§ **EXERCISE DETAILS**
Each line below should be reproduced without any alteration.

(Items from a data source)
★ ★ ★ ★
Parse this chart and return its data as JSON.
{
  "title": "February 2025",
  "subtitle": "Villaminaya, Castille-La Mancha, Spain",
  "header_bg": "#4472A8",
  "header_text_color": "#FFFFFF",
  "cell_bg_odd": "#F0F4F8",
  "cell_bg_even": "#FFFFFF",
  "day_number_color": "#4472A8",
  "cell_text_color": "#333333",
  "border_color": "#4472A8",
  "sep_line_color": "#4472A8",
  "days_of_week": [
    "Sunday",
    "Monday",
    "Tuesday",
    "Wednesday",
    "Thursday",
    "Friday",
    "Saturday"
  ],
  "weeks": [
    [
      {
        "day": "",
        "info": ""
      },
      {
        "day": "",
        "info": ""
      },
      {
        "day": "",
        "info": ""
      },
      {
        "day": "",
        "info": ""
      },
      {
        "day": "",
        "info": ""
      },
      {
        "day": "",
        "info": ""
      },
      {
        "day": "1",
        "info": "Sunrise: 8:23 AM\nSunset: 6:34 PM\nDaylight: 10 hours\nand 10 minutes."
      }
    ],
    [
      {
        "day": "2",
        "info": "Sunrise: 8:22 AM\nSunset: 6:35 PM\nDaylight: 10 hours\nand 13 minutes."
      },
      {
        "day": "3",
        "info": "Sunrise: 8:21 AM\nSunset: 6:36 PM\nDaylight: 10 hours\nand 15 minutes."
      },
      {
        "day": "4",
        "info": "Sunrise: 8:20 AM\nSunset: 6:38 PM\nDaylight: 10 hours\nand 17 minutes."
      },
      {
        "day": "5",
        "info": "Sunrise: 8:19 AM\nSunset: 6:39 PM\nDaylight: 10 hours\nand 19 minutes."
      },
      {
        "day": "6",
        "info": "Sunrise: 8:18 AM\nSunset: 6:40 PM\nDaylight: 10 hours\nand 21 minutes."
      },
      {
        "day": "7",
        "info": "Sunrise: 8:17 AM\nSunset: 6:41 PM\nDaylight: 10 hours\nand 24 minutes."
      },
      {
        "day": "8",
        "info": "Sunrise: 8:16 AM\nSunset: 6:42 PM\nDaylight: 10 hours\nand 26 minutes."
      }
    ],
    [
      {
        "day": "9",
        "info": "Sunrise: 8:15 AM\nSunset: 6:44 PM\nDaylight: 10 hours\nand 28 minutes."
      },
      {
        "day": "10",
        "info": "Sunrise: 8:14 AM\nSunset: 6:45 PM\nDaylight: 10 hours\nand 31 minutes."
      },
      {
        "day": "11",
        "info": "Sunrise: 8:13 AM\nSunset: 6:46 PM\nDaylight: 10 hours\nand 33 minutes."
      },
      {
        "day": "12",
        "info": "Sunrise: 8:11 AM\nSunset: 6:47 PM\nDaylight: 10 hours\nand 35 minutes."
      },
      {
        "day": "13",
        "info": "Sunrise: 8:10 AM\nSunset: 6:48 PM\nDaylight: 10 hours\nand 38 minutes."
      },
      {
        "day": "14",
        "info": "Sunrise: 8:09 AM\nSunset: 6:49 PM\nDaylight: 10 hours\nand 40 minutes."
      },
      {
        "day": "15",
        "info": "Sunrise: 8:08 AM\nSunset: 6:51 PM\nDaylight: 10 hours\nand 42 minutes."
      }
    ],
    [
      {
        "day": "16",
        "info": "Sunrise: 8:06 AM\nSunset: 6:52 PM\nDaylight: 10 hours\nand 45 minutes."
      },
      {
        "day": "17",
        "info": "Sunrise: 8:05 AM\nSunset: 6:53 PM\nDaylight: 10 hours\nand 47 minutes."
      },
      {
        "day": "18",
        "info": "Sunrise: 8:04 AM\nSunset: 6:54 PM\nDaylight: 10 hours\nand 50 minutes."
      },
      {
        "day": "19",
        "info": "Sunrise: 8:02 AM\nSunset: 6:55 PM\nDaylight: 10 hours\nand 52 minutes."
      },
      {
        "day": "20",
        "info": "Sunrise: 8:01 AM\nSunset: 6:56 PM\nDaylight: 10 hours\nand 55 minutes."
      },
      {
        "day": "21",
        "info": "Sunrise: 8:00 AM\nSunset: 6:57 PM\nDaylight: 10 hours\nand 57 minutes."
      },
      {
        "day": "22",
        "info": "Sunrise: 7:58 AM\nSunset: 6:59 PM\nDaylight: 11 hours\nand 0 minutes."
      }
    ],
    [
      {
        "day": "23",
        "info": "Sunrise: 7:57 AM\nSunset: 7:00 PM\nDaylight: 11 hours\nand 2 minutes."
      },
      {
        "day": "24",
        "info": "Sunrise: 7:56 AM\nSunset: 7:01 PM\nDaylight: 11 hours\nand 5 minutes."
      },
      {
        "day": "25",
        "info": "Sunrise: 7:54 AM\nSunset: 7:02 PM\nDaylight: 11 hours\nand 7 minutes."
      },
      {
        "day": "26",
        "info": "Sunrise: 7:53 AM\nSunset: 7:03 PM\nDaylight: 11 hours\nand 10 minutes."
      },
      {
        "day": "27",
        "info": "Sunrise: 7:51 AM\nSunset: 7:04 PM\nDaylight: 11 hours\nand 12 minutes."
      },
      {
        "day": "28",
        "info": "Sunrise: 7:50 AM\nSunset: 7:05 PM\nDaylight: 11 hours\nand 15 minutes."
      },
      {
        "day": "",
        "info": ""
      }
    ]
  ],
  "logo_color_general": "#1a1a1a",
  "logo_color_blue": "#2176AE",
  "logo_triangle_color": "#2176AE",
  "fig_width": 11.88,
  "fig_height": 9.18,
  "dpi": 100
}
★ ★ ★ ★
§ **RESPONSE**
Parse this chart and return its data as JSON.
{
  "title": "February 2025",
  "subtitle": "Villaminaya, Castille-La Mancha, Spain",
  "header_bg": "#4472A8",
  "header_text_color": "#FFFFFF",
  "cell_bg_odd": "#F0F4F8",
  "cell_bg_even": "#FFFFFF",
  "day_number_color": "#4472A8",
  "cell_text_color": "#333333",
  "border_color": "#4472A8",
  "sep_line_color": "#4472A8",
  "days_of_week": [
    "Sunday",
    "Monday",
    "Tuesday",
    "Wednesday",
    "Thursday",
    "Friday",
    "Saturday"
  ],
  "weeks": [
    [
      {
        "day": "",
        "info": ""
      },
      {
        "day": "",
        "info": ""
      },
      {
        "day": "",
        "info": ""
      },
      {
        "day": "",
        "info": ""
      },
      {
        "day": "",
        "info": ""
      },
      {
        "day": "",
        "info": ""
      },
      {
        "day": "1",
        "info": "Sunrise: 8:23 AM\nSunset: 6:34 PM\nDaylight: 10 hours\nand 10 minutes."
      }
    ],
    [
      {
        "day": "2",
        "info": "Sunrise: 8:22 AM\nSunset: 6:35 PM\nDaylight: 10 hours\nand 13 minutes."
      },
      {
        "day": "3",
        "info": "Sunrise: 8:21 AM\nSunset: 6:36 PM\nDaylight: 10 hours\nand 15 minutes."
      },
      {
        "day": "4",
        "info": "Sunrise: 8:20 AM\nSunset: 6:38 PM\nDaylight: 10 hours\nand 17 minutes."
      },
      {
        "day": "5",
        "info": "Sunrise: 8:19 AM\nSunset: 6:39 PM\nDaylight: 10 hours\nand 19 minutes."
      },
      {
        "day": "6",
        "info": "Sunrise: 8:18 AM\nSunset: 6:40 PM\nDaylight: 10 hours\nand 21 minutes."
      },
      {
        "day": "7",
        "info": "Sunrise: 8:17 AM\nSunset: 6:41 PM\nDaylight: 10 hours\nand 24 minutes."
      },
      {
        "day": "8",
        "info": "Sunrise: 8:16 AM\nSunset: 6:42 PM\nDaylight: 10 hours\nand 26 minutes."
      }
    ],
    [
      {
        "day": "9",
        "info": "Sunrise: 8:15 AM\nSunset: 6:44 PM\nDaylight: 10 hours\nand 28 minutes."
      },
      {
        "day": "10",
        "info": "Sunrise: 8:14 AM\nSunset: 6:45 PM\nDaylight: 10 hours\nand 31 minutes."
      },
      {
        "day": "11",
        "info": "Sunrise: 8:13 AM\nSunset: 6:46 PM\nDaylight: 10 hours\nand 33 minutes."
      },
      {
        "day": "12",
        "info": "Sunrise: 8:11 AM\nSunset: 6:47 PM\nDaylight: 10 hours\nand 35 minutes."
      },
      {
        "day": "13",
        "info": "Sunrise: 8:10 AM\nSunset: 6:48 PM\nDaylight: 10 hours\nand 38 minutes."
      },
      {
        "day": "14",
        "info": "Sunrise: 8:09 AM\nSunset: 6:49 PM\nDaylight: 10 hours\nand 40 minutes."
      },
      {
        "day": "15",
        "info": "Sunrise: 8:08 AM\nSunset: 6:51 PM\nDaylight: 10 hours\nand 42 minutes."
      }
    ],
    [
      {
        "day": "16",
        "info": "Sunrise: 8:06 AM\nSunset: 6:52 PM\nDaylight: 10 hours\nand 45 minutes."
      },
      {
        "day": "17",
        "info": "Sunrise: 8:05 AM\nSunset: 6:53 PM\nDaylight: 10 hours\nand 47 minutes."
      },
      {
        "day": "18",
        "info": "Sunrise: 8:04 AM\nSunset: 6:54 PM\nDaylight: 10 hours\nand 50 minutes."
      },
      {
        "day": "19",
        "info": "Sunrise: 8:02 AM\nSunset: 6:55 PM\nDaylight: 10 hours\nand 52 minutes."
      },
      {
        "day": "20",
        "info": "Sunrise: 8:01 AM\nSunset: 6:56 PM\nDaylight: 10 hours\nand 55 minutes."
      },
      {
        "day": "21",
        "info": "Sunrise: 8:00 AM\nSunset: 6:57 PM\nDaylight: 10 hours\nand 57 minutes."
      },
      {
        "day": "22",
        "info": "Sunrise: 7:58 AM\nSunset: 6:59 PM\nDaylight: 11 hours\nand 0 minutes."
      }
    ],
    [
      {
        "day": "23",
        "info": "Sunrise: 7:57 AM\nSunset: 7:00 PM\nDaylight: 11 hours\nand 2 minutes."
      },
      {
        "day": "24",
        "info": "Sunrise: 7:56 AM\nSunset: 7:01 PM\nDaylight: 11 hours\nand 5 minutes."
      },
      {
        "day": "25",
        "info": "Sunrise: 7:54 AM\nSunset: 7:02 PM\nDaylight: 11 hours\nand 7 minutes."
      },
      {
        "day": "26",
        "info": "Sunrise: 7:53 AM\nSunset: 7:03 PM\nDaylight: 11 hours\nand 10 minutes."
      },
      {
        "day": "27",
        "info": "Sunrise: 7:51 AM\nSunset: 7:04 PM\nDaylight: 11 hours\nand 12 minutes."
      },
      {
        "day": "28",
        "info": "Sunrise: 7:50 AM\nSunset: 7:05 PM\nDaylight: 11 hours\nand 15 minutes."
      },
      {
        "day": "",
        "info": ""
      }
    ]
  ],
  "logo_color_general": "#1a1a1a",
  "logo_color_blue": "#2176AE",
  "logo_triangle_color": "#2176AE",
  "fig_width": 11.88,
  "fig_height": 9.18,
  "dpi": 100
}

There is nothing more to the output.